# Task instructions
Pull every line containing "Microsoft" from the entries.

# Given entries
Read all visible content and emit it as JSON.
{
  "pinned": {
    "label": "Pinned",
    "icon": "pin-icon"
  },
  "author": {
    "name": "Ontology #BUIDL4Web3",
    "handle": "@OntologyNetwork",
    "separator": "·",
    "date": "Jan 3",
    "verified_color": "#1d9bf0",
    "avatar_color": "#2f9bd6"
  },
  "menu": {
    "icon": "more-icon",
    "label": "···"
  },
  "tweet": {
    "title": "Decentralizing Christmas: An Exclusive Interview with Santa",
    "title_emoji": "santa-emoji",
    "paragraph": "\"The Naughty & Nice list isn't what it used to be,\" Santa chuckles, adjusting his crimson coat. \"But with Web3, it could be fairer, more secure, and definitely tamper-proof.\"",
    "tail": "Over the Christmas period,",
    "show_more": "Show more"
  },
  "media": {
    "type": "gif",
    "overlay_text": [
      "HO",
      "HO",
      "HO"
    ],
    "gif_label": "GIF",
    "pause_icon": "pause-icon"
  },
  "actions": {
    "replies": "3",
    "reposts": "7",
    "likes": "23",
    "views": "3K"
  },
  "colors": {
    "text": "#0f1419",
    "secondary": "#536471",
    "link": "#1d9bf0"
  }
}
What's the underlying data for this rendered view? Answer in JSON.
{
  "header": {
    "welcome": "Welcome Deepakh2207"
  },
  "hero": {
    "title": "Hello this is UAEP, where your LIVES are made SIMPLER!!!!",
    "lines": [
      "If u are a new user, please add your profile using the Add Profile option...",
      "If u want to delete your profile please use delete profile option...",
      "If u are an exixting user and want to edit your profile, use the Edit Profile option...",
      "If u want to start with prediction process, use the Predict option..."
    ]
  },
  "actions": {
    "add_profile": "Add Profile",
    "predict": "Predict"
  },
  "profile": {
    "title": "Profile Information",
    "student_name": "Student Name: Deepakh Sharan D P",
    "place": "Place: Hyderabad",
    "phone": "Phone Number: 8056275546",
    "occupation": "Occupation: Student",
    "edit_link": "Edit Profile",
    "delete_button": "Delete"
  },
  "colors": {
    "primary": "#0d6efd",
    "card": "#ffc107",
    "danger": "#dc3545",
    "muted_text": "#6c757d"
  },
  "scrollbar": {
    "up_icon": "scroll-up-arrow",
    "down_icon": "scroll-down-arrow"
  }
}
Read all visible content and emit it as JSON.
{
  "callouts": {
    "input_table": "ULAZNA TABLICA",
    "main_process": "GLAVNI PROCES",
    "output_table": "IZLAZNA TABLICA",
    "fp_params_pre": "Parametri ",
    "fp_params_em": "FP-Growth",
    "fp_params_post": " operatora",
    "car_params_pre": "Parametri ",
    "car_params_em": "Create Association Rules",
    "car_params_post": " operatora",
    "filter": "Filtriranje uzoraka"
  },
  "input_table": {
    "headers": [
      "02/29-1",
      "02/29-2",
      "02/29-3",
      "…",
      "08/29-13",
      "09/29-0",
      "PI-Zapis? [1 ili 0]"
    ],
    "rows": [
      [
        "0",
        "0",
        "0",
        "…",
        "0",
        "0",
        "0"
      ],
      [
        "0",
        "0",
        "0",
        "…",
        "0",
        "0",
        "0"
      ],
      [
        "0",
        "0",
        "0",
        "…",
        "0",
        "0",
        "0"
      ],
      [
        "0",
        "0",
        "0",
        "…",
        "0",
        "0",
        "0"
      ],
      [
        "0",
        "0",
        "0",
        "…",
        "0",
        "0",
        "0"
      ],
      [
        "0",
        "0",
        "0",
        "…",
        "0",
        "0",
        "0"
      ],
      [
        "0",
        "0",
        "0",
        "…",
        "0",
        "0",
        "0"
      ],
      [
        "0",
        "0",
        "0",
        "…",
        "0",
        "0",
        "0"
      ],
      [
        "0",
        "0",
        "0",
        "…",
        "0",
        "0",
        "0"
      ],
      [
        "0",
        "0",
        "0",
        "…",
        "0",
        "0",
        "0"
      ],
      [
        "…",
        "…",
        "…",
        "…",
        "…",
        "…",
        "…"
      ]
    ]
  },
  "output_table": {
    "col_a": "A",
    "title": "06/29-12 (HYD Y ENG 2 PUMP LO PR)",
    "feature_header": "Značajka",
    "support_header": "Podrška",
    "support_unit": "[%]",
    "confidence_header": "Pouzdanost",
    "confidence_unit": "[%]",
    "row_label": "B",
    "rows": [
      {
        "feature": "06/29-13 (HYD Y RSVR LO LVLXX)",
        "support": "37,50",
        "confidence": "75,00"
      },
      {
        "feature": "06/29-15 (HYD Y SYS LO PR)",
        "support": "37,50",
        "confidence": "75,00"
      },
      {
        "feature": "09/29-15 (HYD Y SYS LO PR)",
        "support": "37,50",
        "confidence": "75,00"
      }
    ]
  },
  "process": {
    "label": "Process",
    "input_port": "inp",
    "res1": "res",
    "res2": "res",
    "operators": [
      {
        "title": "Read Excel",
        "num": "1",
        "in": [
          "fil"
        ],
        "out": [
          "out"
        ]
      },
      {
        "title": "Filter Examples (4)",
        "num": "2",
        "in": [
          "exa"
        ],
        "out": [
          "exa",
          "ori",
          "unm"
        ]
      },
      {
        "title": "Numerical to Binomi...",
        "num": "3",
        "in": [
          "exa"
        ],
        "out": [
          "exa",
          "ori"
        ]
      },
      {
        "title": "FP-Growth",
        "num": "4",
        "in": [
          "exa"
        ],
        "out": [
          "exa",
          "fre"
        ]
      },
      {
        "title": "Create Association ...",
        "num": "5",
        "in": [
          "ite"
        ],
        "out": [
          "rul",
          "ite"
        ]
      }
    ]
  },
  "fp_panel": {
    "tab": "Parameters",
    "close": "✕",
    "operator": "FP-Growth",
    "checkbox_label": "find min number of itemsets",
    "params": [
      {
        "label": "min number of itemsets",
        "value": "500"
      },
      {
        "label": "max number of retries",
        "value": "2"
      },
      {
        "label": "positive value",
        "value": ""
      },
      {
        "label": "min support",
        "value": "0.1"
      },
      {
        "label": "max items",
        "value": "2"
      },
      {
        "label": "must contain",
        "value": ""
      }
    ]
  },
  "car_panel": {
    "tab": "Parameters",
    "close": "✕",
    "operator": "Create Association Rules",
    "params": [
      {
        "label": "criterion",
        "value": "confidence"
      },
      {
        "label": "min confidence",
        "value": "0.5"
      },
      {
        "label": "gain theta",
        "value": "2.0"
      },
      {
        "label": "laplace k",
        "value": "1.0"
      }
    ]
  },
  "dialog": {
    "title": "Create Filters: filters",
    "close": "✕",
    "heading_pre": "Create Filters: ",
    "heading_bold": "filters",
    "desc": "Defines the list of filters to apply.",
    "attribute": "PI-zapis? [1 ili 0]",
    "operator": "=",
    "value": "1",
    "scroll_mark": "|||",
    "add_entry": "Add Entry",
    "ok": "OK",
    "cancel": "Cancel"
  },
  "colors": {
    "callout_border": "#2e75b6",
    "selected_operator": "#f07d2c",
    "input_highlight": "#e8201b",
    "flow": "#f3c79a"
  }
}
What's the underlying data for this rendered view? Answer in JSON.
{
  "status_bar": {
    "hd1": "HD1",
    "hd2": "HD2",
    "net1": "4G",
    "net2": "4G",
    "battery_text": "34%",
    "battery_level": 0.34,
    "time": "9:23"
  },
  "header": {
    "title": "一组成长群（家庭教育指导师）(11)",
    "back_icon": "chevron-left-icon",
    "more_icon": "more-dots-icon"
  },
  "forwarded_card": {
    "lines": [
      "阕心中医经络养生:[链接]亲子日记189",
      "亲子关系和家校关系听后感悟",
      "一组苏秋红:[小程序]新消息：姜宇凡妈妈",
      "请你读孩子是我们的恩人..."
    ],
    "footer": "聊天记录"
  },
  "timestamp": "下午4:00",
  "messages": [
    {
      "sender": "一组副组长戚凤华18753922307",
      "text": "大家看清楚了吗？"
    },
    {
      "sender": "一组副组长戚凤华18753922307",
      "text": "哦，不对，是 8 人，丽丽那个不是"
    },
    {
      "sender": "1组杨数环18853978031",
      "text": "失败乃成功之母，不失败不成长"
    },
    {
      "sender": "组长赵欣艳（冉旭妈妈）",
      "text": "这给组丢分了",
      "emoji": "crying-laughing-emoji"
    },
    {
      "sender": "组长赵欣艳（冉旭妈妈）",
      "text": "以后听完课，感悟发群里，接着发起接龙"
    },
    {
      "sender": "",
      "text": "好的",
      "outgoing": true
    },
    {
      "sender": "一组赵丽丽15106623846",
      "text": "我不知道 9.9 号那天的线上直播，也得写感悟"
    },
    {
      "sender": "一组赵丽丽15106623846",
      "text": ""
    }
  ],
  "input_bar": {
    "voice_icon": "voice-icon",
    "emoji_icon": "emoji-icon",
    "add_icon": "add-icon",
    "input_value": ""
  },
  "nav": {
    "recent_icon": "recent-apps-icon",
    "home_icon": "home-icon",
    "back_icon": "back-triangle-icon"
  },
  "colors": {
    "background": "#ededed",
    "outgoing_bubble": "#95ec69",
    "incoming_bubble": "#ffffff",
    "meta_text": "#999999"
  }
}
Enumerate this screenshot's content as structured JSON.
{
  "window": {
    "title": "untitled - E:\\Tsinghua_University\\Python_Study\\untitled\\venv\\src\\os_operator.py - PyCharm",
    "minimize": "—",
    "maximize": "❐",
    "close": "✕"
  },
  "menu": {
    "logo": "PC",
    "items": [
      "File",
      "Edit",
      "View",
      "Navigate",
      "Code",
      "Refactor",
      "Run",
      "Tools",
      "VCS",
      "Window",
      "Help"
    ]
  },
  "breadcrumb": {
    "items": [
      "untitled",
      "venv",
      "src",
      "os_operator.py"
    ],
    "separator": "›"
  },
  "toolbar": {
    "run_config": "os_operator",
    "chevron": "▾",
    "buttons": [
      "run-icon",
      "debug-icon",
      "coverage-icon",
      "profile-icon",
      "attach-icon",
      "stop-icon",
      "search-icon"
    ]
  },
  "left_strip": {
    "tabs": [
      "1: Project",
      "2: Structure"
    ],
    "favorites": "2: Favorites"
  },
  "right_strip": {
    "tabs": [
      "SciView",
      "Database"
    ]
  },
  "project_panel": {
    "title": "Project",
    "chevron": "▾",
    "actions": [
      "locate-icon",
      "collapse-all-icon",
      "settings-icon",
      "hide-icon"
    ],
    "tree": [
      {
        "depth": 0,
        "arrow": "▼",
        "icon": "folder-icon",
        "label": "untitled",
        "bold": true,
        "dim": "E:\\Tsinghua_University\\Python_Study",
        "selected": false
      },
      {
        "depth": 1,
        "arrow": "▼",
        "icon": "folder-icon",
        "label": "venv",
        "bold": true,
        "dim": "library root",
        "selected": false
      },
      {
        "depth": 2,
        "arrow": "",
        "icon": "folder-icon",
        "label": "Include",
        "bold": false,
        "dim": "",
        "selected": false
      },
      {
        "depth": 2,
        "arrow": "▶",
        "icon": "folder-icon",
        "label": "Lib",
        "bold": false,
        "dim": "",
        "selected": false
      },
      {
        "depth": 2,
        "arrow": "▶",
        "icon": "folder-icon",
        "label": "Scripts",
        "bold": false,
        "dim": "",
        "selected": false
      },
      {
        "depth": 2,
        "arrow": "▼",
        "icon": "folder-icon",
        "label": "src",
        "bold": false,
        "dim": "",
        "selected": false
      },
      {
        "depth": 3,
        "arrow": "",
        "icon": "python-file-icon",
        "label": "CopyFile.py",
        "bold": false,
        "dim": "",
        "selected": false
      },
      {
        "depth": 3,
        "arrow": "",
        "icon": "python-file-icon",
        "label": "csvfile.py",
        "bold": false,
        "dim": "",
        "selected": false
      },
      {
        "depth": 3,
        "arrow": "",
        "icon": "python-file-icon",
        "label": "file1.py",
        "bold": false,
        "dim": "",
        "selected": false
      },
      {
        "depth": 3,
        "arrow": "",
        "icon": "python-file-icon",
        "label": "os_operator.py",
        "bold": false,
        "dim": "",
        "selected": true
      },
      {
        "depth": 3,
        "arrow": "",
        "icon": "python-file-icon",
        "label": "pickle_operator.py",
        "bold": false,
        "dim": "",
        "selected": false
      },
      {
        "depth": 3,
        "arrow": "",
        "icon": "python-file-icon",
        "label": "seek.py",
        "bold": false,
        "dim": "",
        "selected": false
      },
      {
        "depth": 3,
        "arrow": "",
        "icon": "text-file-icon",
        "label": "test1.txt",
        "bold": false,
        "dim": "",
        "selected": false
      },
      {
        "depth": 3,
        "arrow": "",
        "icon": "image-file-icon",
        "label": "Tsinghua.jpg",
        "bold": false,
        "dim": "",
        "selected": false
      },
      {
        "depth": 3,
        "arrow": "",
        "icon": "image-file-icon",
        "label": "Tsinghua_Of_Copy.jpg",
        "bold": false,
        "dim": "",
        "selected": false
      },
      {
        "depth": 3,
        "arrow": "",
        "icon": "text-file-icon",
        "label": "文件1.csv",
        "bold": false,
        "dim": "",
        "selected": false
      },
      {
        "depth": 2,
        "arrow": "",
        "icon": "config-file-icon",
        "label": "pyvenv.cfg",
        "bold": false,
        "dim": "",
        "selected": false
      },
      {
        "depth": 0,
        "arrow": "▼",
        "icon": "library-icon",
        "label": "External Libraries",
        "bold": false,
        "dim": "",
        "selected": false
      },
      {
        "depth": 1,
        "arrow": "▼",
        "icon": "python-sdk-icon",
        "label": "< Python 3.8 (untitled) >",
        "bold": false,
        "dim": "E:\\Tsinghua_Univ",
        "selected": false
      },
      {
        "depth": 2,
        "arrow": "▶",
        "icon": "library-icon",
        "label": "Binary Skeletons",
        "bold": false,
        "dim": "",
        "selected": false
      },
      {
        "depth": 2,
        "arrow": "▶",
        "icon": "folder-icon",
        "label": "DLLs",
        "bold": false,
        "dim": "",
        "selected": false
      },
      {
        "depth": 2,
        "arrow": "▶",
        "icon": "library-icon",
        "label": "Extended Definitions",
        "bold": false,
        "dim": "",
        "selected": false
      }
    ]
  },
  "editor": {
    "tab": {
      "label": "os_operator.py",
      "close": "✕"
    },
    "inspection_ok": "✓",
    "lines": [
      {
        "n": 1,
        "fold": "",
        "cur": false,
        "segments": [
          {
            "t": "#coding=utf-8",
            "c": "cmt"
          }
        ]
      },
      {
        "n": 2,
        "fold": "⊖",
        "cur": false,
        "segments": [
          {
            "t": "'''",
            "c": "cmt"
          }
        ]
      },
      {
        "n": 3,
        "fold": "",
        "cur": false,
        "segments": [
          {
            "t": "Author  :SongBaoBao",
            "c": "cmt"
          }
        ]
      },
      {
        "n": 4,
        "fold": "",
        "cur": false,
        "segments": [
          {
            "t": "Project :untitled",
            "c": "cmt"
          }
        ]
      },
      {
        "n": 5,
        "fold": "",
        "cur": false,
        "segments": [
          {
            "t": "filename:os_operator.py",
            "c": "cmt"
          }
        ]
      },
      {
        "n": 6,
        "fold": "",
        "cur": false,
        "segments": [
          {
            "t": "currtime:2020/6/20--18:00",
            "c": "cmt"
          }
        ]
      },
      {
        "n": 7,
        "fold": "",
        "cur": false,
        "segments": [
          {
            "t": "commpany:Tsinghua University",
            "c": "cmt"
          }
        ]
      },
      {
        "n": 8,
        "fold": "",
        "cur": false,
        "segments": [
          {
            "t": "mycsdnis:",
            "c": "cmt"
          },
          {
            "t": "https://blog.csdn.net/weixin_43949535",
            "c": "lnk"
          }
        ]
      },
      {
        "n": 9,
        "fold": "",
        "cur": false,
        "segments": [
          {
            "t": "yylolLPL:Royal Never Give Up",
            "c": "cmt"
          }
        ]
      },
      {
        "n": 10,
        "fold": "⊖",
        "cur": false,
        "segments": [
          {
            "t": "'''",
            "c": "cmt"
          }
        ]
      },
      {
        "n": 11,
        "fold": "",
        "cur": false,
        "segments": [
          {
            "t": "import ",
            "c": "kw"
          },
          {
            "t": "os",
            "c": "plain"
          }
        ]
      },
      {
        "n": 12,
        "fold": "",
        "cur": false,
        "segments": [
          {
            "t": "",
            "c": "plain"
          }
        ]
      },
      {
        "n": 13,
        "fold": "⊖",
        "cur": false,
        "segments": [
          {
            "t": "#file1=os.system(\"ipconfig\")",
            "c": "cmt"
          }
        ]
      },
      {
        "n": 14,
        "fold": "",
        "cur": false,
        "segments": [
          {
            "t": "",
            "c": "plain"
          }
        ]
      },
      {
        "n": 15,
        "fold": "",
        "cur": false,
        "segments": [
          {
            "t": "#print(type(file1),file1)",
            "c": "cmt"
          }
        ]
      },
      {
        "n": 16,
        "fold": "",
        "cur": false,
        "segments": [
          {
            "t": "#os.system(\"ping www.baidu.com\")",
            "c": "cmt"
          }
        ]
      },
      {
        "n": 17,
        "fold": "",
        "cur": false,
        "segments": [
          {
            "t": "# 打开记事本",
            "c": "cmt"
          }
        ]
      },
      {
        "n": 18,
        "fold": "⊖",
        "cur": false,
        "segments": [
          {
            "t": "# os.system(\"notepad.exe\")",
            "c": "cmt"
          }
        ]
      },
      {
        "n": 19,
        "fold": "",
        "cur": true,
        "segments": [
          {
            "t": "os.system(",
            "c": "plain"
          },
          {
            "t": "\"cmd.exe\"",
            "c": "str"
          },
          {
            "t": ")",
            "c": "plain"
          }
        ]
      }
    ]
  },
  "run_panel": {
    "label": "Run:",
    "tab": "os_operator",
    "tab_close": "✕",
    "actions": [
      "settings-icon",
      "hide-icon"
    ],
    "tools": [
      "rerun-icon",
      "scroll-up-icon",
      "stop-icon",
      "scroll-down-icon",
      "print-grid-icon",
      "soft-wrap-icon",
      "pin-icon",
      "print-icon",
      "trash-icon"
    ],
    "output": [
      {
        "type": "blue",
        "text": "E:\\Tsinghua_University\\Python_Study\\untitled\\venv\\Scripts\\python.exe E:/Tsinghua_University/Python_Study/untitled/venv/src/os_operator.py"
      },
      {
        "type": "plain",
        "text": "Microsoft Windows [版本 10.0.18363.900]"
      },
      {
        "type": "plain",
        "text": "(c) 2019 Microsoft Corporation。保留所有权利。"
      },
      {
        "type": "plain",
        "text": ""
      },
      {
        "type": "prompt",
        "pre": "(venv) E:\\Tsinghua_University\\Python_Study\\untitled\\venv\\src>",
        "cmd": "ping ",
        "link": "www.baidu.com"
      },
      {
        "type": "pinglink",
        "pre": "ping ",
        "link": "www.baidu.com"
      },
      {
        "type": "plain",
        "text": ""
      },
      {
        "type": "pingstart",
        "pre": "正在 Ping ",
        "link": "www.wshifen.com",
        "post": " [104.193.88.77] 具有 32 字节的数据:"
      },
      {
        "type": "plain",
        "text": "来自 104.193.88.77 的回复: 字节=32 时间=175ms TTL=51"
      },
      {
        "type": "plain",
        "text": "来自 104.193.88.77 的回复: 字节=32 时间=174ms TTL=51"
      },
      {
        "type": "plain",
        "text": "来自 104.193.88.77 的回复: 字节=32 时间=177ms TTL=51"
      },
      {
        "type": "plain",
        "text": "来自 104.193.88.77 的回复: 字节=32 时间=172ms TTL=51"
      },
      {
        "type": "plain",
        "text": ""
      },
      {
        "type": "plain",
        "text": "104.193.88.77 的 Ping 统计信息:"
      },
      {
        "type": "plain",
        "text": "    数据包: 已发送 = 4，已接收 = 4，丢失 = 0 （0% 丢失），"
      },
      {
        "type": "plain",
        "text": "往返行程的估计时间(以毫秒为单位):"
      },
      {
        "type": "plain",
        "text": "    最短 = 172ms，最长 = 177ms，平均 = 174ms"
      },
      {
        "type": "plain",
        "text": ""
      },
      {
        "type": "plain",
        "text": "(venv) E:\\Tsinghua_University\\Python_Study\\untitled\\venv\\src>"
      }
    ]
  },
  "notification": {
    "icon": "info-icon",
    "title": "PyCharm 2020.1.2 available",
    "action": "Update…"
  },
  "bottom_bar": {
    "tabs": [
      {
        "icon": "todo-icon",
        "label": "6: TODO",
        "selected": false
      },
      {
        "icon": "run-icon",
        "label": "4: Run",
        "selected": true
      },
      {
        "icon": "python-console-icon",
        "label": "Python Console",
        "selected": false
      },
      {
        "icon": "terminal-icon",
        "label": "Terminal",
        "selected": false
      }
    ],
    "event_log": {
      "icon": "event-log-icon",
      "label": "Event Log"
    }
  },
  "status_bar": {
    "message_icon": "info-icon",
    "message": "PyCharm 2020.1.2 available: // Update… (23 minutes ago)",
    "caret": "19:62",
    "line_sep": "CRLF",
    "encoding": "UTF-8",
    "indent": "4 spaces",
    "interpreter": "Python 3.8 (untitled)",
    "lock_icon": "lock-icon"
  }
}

# Response for this exercise
        "text": "Microsoft Windows [版本 10.0.18363.900]"
        "text": "(c) 2019 Microsoft Corporation。保留所有权利。"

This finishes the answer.